[Start Entries shown]

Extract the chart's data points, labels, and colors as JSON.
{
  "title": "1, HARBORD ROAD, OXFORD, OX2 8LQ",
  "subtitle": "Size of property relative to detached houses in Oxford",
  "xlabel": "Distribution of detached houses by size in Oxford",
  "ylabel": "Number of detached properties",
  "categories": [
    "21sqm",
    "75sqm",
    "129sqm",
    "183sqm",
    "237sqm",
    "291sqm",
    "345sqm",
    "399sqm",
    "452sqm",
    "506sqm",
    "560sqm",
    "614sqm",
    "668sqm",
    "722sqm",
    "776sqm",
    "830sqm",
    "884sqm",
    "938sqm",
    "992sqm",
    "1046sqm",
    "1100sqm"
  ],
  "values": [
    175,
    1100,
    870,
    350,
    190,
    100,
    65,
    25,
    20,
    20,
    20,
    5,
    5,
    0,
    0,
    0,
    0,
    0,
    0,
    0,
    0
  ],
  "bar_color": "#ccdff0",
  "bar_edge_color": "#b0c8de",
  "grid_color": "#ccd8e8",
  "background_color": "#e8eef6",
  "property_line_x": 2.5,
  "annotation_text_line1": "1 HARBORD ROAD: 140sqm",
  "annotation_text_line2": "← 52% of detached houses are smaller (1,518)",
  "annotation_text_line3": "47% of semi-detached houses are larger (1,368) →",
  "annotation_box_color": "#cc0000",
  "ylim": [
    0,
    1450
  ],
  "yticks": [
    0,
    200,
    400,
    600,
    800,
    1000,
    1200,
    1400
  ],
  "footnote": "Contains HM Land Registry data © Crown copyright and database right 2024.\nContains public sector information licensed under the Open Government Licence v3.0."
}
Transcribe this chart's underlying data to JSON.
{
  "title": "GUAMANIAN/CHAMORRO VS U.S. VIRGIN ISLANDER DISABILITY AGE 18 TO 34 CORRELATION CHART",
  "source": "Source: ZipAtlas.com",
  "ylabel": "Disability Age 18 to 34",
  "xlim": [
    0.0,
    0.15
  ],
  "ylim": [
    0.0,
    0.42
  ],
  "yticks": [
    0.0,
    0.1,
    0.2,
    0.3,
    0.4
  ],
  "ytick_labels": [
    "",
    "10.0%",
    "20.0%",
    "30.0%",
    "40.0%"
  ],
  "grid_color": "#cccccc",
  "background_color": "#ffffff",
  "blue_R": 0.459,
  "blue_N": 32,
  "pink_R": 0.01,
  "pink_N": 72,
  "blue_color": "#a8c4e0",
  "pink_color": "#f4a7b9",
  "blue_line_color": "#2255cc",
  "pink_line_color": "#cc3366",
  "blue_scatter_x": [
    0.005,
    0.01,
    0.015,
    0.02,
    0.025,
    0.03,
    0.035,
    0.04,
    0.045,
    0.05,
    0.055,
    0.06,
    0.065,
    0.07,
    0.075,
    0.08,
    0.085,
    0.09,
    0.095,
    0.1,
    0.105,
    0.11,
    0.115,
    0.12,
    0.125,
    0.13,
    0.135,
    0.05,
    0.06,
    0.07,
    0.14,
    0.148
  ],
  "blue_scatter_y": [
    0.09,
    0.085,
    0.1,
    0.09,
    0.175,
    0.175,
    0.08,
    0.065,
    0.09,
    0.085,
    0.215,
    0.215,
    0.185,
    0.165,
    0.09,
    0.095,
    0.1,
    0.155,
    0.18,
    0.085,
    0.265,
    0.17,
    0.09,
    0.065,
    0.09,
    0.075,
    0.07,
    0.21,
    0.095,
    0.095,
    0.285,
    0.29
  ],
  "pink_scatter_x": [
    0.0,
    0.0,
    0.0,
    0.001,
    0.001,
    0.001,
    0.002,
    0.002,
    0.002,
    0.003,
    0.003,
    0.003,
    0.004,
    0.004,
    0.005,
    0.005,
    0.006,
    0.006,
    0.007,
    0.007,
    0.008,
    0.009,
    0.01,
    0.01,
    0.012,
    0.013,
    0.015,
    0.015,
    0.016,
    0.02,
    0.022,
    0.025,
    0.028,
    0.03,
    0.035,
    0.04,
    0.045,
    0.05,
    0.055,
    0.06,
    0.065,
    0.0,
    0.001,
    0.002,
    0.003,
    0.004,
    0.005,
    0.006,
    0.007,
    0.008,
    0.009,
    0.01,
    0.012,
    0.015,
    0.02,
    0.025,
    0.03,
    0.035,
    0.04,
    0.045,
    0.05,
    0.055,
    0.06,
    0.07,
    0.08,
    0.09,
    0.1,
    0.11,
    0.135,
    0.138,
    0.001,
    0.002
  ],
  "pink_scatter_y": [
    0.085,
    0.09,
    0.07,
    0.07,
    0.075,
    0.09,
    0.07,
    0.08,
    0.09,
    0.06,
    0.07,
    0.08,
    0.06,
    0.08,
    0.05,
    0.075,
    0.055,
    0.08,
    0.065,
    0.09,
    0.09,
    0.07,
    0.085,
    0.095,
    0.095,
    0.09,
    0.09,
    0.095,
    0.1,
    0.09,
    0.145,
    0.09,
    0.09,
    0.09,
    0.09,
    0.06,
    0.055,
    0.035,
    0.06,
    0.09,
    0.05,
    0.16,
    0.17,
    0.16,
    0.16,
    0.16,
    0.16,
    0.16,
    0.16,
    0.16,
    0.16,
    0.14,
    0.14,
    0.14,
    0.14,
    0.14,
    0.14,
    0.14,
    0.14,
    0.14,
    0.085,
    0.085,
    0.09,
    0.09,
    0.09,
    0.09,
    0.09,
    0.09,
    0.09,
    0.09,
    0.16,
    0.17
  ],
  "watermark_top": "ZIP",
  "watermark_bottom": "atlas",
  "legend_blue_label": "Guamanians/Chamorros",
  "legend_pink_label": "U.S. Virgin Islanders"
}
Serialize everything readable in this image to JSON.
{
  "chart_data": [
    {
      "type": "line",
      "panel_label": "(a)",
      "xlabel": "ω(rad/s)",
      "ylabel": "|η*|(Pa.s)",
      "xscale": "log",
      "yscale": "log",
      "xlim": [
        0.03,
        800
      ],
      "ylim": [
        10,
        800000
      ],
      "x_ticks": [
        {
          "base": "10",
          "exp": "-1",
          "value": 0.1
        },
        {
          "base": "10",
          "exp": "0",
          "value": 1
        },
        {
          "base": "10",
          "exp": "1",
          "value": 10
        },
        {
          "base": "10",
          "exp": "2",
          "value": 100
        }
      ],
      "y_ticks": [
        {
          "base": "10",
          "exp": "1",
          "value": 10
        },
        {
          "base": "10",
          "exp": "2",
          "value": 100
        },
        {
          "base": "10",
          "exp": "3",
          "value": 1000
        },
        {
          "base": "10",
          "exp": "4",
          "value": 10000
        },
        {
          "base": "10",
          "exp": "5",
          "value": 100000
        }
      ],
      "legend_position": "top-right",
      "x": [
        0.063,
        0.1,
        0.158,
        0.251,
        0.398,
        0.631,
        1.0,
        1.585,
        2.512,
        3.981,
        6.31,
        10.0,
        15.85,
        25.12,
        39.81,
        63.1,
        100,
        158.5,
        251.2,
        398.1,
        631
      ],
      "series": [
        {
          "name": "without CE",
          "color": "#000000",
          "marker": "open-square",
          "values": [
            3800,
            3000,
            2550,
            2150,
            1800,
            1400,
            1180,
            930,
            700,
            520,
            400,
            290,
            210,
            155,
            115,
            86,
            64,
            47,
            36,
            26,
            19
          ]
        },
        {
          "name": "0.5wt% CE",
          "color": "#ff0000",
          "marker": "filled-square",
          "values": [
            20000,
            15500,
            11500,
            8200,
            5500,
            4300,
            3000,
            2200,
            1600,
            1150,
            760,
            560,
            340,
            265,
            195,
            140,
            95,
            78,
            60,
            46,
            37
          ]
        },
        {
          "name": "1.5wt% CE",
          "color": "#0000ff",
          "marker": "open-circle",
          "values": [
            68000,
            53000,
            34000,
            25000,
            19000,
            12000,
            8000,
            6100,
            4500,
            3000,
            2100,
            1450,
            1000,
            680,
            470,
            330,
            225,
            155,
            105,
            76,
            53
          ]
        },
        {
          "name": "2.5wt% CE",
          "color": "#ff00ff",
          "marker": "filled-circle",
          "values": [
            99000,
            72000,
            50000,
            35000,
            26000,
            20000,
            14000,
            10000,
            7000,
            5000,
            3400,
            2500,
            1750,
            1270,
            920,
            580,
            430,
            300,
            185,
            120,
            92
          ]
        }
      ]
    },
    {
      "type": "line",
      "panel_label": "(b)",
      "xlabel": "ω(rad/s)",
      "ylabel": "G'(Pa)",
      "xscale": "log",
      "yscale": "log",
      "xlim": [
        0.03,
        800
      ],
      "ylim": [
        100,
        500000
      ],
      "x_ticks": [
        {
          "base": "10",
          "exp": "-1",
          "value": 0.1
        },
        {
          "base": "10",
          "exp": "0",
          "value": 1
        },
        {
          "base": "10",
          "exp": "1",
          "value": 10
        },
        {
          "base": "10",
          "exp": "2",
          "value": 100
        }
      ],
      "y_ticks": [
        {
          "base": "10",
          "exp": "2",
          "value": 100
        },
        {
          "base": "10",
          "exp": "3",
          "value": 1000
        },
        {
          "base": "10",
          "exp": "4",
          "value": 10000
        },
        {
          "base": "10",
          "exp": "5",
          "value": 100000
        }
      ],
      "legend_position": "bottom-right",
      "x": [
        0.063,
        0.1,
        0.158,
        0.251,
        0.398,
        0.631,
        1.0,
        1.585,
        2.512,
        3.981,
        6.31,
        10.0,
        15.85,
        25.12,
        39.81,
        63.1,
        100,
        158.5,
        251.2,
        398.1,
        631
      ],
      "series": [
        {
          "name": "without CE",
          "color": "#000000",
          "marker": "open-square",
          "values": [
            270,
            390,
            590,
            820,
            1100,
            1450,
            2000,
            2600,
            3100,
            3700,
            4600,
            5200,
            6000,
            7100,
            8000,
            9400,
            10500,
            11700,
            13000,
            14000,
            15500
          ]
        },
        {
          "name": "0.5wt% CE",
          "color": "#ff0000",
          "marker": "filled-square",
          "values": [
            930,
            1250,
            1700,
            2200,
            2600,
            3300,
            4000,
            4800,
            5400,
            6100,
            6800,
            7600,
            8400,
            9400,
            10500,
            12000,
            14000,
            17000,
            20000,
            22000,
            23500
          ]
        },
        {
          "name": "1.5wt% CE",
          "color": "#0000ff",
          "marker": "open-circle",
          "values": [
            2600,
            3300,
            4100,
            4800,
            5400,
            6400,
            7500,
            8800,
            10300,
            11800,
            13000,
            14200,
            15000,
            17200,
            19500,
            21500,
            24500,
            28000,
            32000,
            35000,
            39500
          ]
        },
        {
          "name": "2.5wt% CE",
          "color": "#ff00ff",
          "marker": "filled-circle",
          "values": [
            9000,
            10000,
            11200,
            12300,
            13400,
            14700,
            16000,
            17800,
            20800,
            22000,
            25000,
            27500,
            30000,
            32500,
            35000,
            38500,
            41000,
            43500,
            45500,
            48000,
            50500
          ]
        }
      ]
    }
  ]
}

[End Entries shown]

Report how many lines in the listing above include the word "ylabel". Give nothing but the number.

4